**Task description**
Give nothing except the number of lines containing the word "page".

**Records for processing**
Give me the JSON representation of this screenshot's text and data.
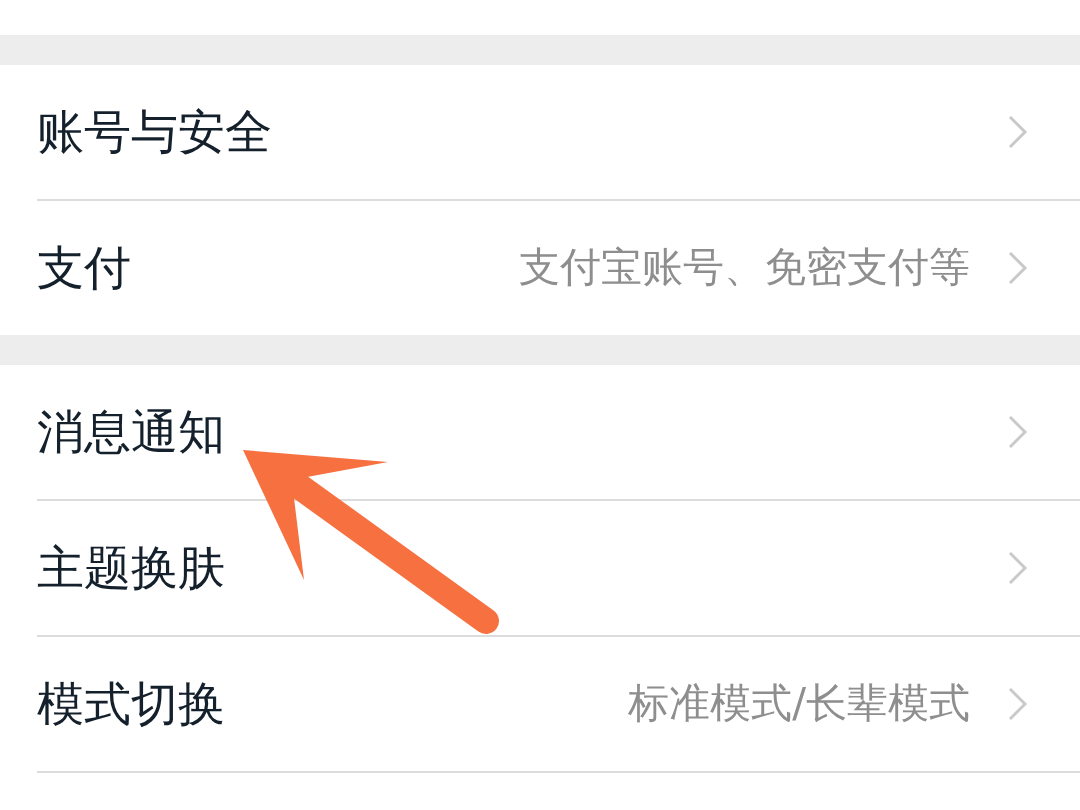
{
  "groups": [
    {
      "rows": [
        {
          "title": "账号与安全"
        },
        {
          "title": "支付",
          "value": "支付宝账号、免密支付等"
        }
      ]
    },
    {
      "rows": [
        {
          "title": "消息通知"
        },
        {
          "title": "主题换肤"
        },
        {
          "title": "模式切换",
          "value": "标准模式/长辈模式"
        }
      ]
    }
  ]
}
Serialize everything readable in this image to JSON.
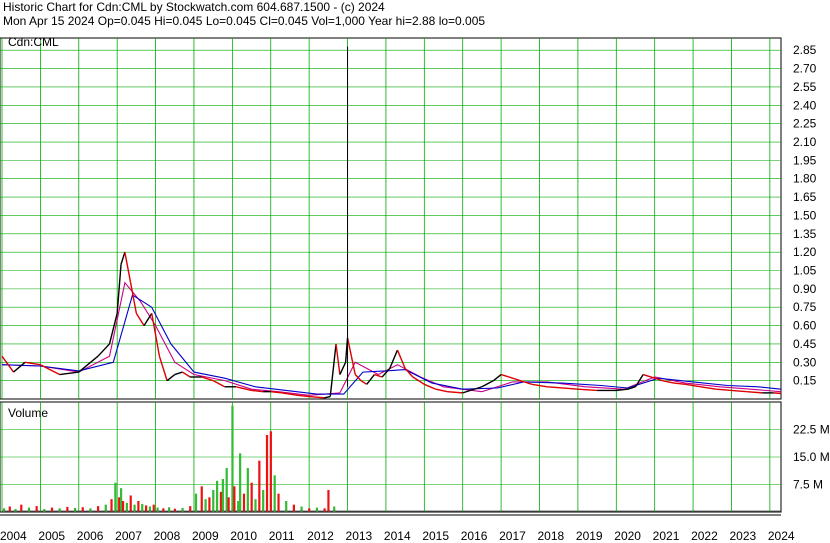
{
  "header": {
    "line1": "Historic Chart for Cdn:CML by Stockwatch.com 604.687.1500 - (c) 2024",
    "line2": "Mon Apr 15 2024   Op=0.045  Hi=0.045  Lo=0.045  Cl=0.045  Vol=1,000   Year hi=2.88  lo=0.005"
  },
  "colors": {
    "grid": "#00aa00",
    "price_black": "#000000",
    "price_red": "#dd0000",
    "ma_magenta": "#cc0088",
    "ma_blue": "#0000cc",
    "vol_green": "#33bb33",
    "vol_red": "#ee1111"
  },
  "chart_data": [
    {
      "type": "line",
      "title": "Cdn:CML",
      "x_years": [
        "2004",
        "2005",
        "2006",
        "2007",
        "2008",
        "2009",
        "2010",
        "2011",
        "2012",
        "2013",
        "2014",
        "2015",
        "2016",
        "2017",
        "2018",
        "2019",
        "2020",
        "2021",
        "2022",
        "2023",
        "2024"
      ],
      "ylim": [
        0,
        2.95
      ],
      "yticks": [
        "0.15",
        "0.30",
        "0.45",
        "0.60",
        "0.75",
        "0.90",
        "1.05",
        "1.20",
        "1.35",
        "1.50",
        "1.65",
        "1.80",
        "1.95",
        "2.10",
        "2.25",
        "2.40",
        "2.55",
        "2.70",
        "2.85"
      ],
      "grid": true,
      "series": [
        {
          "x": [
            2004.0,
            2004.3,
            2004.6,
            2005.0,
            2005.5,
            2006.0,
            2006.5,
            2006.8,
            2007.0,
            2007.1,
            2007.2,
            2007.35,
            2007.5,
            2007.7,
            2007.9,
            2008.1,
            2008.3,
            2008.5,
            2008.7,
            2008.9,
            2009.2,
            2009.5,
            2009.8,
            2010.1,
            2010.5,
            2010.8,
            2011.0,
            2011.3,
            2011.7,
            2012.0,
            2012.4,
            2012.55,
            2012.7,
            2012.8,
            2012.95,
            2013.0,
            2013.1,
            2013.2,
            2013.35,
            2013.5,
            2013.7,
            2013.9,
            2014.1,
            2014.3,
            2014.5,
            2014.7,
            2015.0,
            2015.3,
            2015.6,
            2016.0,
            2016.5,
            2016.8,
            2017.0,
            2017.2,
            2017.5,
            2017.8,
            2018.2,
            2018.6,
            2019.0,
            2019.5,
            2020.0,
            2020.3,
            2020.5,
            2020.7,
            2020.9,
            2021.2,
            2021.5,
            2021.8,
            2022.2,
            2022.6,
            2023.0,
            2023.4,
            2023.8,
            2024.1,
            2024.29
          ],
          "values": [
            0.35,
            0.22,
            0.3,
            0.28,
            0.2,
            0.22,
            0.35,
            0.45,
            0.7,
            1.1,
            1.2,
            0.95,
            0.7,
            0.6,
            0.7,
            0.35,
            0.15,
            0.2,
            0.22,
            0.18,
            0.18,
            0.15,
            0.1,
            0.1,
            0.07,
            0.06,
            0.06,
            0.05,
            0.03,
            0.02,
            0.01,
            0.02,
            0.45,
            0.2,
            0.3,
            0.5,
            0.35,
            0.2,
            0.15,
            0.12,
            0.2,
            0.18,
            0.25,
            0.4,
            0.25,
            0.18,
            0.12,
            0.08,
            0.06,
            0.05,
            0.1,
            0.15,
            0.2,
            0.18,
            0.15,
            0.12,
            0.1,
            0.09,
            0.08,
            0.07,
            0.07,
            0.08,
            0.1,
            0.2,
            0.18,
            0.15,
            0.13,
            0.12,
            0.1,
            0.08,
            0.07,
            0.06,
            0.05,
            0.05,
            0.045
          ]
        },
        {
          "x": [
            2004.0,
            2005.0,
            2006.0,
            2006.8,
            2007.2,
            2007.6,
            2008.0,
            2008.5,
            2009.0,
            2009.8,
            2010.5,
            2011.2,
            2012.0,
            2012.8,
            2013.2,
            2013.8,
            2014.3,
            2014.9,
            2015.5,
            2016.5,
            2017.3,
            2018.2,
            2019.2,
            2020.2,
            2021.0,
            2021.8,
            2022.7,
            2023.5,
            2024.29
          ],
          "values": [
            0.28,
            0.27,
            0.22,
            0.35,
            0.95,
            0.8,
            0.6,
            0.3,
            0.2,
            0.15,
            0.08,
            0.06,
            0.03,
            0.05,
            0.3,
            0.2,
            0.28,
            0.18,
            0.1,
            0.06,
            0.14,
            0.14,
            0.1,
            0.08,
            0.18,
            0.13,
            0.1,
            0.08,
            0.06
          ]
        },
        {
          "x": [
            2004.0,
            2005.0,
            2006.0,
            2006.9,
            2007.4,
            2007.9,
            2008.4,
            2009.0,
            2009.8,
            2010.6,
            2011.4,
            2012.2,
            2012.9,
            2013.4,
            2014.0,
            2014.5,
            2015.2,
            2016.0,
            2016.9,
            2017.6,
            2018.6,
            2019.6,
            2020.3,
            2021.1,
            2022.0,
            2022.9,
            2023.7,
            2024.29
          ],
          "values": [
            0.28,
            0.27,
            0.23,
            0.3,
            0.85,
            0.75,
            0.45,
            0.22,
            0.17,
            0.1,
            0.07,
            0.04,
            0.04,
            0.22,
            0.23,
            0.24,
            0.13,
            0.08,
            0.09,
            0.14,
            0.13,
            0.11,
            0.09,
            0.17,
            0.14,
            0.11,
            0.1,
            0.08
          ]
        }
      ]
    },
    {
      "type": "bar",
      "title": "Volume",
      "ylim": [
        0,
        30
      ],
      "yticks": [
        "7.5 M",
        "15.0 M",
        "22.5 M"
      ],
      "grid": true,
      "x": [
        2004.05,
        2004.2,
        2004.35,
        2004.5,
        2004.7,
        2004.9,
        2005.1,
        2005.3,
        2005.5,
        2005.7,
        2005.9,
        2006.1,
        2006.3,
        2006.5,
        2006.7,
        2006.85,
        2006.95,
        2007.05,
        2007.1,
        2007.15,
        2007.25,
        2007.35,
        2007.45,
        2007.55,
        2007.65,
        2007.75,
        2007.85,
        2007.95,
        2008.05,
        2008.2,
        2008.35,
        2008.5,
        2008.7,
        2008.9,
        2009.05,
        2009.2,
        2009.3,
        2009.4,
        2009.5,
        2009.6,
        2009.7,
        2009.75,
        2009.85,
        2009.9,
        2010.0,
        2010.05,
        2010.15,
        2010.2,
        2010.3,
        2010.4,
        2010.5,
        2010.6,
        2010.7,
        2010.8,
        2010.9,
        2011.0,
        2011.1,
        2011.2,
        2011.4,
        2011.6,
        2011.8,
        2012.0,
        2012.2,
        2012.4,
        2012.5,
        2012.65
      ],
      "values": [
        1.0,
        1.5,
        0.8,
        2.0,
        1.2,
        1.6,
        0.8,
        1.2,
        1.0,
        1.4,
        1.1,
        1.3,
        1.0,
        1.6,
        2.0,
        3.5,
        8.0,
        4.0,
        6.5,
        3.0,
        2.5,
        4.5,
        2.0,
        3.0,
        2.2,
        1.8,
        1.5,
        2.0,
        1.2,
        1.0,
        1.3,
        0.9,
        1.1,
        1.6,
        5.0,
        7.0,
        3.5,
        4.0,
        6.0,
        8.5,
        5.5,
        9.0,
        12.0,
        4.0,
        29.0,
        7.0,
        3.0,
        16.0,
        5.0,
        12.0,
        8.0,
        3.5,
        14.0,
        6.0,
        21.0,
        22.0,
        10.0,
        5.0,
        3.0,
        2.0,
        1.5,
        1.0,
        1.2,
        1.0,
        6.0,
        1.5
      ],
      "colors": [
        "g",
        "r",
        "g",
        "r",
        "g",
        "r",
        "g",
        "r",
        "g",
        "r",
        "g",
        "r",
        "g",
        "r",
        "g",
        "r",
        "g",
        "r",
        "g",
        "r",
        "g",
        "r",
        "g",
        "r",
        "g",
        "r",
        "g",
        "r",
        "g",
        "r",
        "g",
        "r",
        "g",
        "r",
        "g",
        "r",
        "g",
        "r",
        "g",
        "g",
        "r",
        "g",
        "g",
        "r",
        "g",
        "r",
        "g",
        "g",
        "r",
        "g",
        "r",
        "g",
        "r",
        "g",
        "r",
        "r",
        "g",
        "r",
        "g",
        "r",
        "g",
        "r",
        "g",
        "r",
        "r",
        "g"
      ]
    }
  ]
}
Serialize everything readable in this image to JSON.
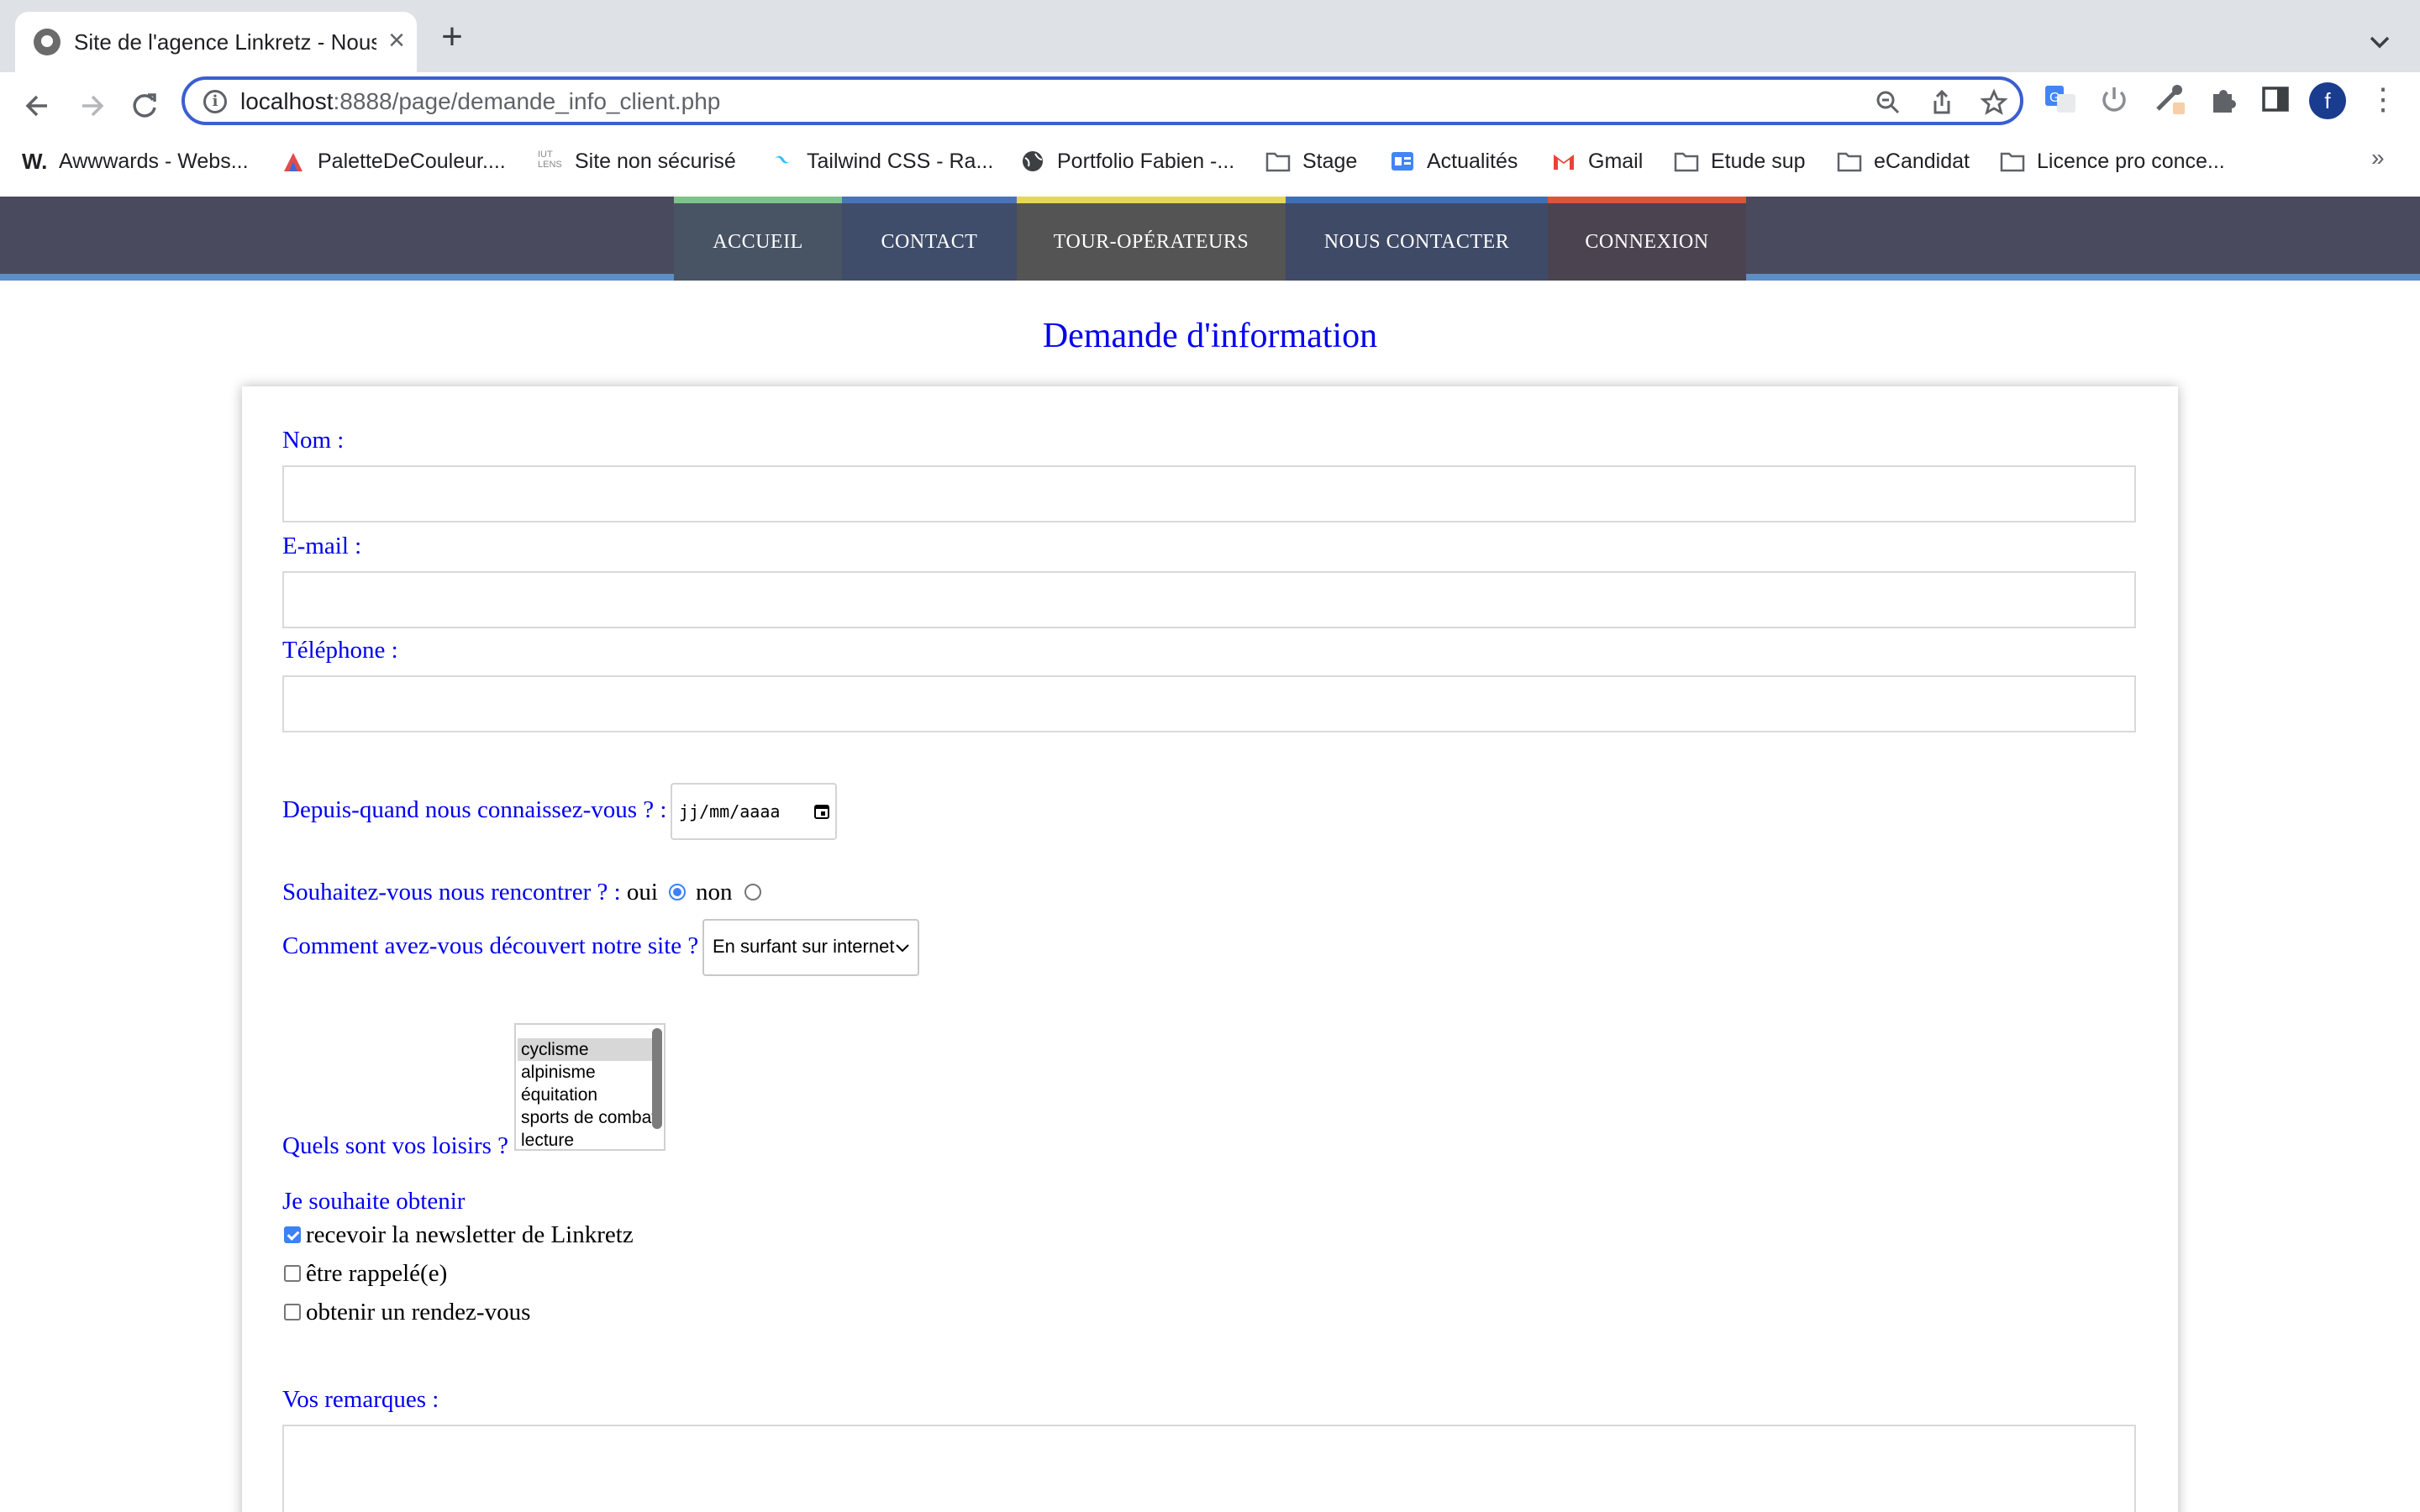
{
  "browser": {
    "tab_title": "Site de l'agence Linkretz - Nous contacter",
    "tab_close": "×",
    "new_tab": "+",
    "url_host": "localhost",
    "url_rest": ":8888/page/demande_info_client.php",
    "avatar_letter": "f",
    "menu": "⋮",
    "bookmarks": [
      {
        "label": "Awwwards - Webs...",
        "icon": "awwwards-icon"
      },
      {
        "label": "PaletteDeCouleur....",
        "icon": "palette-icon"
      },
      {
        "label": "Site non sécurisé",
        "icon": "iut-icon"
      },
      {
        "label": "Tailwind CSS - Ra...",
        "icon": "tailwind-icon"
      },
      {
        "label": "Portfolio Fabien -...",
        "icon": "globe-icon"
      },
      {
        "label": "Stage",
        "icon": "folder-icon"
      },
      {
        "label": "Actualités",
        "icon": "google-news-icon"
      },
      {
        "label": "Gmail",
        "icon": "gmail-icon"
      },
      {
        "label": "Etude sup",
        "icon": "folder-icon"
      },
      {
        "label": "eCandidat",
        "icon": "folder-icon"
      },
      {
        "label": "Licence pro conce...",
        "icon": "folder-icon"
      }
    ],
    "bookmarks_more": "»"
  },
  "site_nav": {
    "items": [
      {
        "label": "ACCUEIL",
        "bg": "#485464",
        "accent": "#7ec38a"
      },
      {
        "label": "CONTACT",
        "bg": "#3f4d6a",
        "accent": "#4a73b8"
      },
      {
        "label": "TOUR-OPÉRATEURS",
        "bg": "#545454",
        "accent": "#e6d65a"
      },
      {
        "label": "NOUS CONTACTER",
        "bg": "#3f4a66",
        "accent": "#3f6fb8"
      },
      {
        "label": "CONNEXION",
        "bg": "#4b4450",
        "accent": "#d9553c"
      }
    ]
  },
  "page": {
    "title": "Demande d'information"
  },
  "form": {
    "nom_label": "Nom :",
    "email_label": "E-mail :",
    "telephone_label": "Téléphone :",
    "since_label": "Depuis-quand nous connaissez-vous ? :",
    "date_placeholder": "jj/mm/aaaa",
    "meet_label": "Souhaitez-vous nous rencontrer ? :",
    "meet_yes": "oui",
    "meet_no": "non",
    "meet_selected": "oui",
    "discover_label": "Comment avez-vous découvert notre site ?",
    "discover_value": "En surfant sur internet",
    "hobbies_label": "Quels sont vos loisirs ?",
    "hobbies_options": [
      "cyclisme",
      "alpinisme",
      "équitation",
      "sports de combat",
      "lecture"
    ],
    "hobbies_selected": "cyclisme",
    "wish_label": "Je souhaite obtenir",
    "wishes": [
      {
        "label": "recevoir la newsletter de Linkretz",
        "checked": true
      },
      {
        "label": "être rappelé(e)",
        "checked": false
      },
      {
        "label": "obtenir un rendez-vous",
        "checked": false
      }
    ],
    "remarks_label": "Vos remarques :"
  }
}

**Written solution**
2